Requirements |
Each entry must be given again exactly; images do not belong in the copy.

(Collection entries)
/---
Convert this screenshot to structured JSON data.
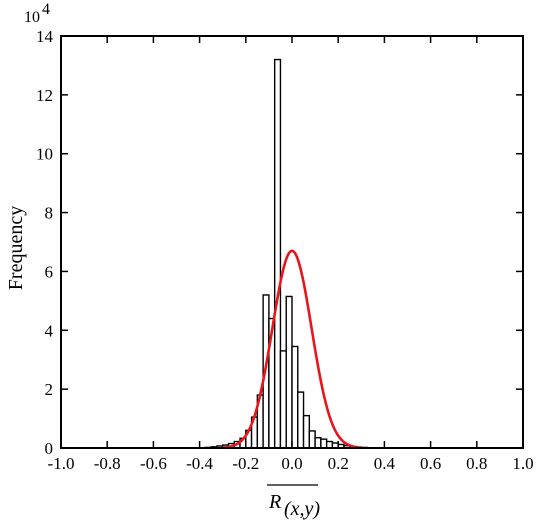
{
  "chart_data": {
    "type": "bar",
    "title": "",
    "ylabel": "Frequency",
    "xlabel_main": "R",
    "xlabel_subscript": "(x,y)",
    "y_multiplier_base": "10",
    "y_multiplier_exp": "4",
    "xlim": [
      -1.0,
      1.0
    ],
    "ylim": [
      0,
      14
    ],
    "x_ticks": [
      {
        "value": -1.0,
        "label": "-1.0"
      },
      {
        "value": -0.8,
        "label": "-0.8"
      },
      {
        "value": -0.6,
        "label": "-0.6"
      },
      {
        "value": -0.4,
        "label": "-0.4"
      },
      {
        "value": -0.2,
        "label": "-0.2"
      },
      {
        "value": 0.0,
        "label": "0.0"
      },
      {
        "value": 0.2,
        "label": "0.2"
      },
      {
        "value": 0.4,
        "label": "0.4"
      },
      {
        "value": 0.6,
        "label": "0.6"
      },
      {
        "value": 0.8,
        "label": "0.8"
      },
      {
        "value": 1.0,
        "label": "1.0"
      }
    ],
    "y_ticks": [
      {
        "value": 0,
        "label": "0"
      },
      {
        "value": 2,
        "label": "2"
      },
      {
        "value": 4,
        "label": "4"
      },
      {
        "value": 6,
        "label": "6"
      },
      {
        "value": 8,
        "label": "8"
      },
      {
        "value": 10,
        "label": "10"
      },
      {
        "value": 12,
        "label": "12"
      },
      {
        "value": 14,
        "label": "14"
      }
    ],
    "bin_width": 0.025,
    "bin_starts": [
      -0.375,
      -0.35,
      -0.325,
      -0.3,
      -0.275,
      -0.25,
      -0.225,
      -0.2,
      -0.175,
      -0.15,
      -0.125,
      -0.1,
      -0.075,
      -0.05,
      -0.025,
      0.0,
      0.025,
      0.05,
      0.075,
      0.1,
      0.125,
      0.15,
      0.175,
      0.2,
      0.225,
      0.25,
      0.275,
      0.3,
      0.325,
      0.35,
      0.375,
      0.4,
      0.425,
      0.45,
      0.475
    ],
    "frequencies": [
      0.02,
      0.04,
      0.07,
      0.1,
      0.15,
      0.22,
      0.33,
      0.6,
      1.05,
      1.8,
      5.2,
      4.4,
      13.2,
      3.3,
      5.15,
      3.45,
      1.9,
      1.1,
      0.58,
      0.35,
      0.3,
      0.22,
      0.17,
      0.12,
      0.08,
      0.05,
      0.03,
      0.02,
      0.01,
      0.01,
      0.01,
      0.01,
      0.0,
      0.0,
      0.0
    ],
    "fit_curve": {
      "type": "gaussian",
      "color": "#e8161b",
      "mean": 0.0,
      "sigma": 0.085,
      "peak": 6.7,
      "x_range": [
        -0.3,
        0.3
      ]
    },
    "bar_fill": "#ffffff",
    "bar_stroke": "#000000",
    "grid": false
  }
}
\---
Final answer |
Convert this screenshot to structured JSON data.
{
  "chart_data": {
    "type": "bar",
    "title": "",
    "ylabel": "Frequency",
    "xlabel_main": "R",
    "xlabel_subscript": "(x,y)",
    "y_multiplier_base": "10",
    "y_multiplier_exp": "4",
    "xlim": [
      -1.0,
      1.0
    ],
    "ylim": [
      0,
      14
    ],
    "x_ticks": [
      {
        "value": -1.0,
        "label": "-1.0"
      },
      {
        "value": -0.8,
        "label": "-0.8"
      },
      {
        "value": -0.6,
        "label": "-0.6"
      },
      {
        "value": -0.4,
        "label": "-0.4"
      },
      {
        "value": -0.2,
        "label": "-0.2"
      },
      {
        "value": 0.0,
        "label": "0.0"
      },
      {
        "value": 0.2,
        "label": "0.2"
      },
      {
        "value": 0.4,
        "label": "0.4"
      },
      {
        "value": 0.6,
        "label": "0.6"
      },
      {
        "value": 0.8,
        "label": "0.8"
      },
      {
        "value": 1.0,
        "label": "1.0"
      }
    ],
    "y_ticks": [
      {
        "value": 0,
        "label": "0"
      },
      {
        "value": 2,
        "label": "2"
      },
      {
        "value": 4,
        "label": "4"
      },
      {
        "value": 6,
        "label": "6"
      },
      {
        "value": 8,
        "label": "8"
      },
      {
        "value": 10,
        "label": "10"
      },
      {
        "value": 12,
        "label": "12"
      },
      {
        "value": 14,
        "label": "14"
      }
    ],
    "bin_width": 0.025,
    "bin_starts": [
      -0.375,
      -0.35,
      -0.325,
      -0.3,
      -0.275,
      -0.25,
      -0.225,
      -0.2,
      -0.175,
      -0.15,
      -0.125,
      -0.1,
      -0.075,
      -0.05,
      -0.025,
      0.0,
      0.025,
      0.05,
      0.075,
      0.1,
      0.125,
      0.15,
      0.175,
      0.2,
      0.225,
      0.25,
      0.275,
      0.3,
      0.325,
      0.35,
      0.375,
      0.4,
      0.425,
      0.45,
      0.475
    ],
    "frequencies": [
      0.02,
      0.04,
      0.07,
      0.1,
      0.15,
      0.22,
      0.33,
      0.6,
      1.05,
      1.8,
      5.2,
      4.4,
      13.2,
      3.3,
      5.15,
      3.45,
      1.9,
      1.1,
      0.58,
      0.35,
      0.3,
      0.22,
      0.17,
      0.12,
      0.08,
      0.05,
      0.03,
      0.02,
      0.01,
      0.01,
      0.01,
      0.01,
      0.0,
      0.0,
      0.0
    ],
    "fit_curve": {
      "type": "gaussian",
      "color": "#e8161b",
      "mean": 0.0,
      "sigma": 0.085,
      "peak": 6.7,
      "x_range": [
        -0.3,
        0.3
      ]
    },
    "bar_fill": "#ffffff",
    "bar_stroke": "#000000",
    "grid": false
  }
}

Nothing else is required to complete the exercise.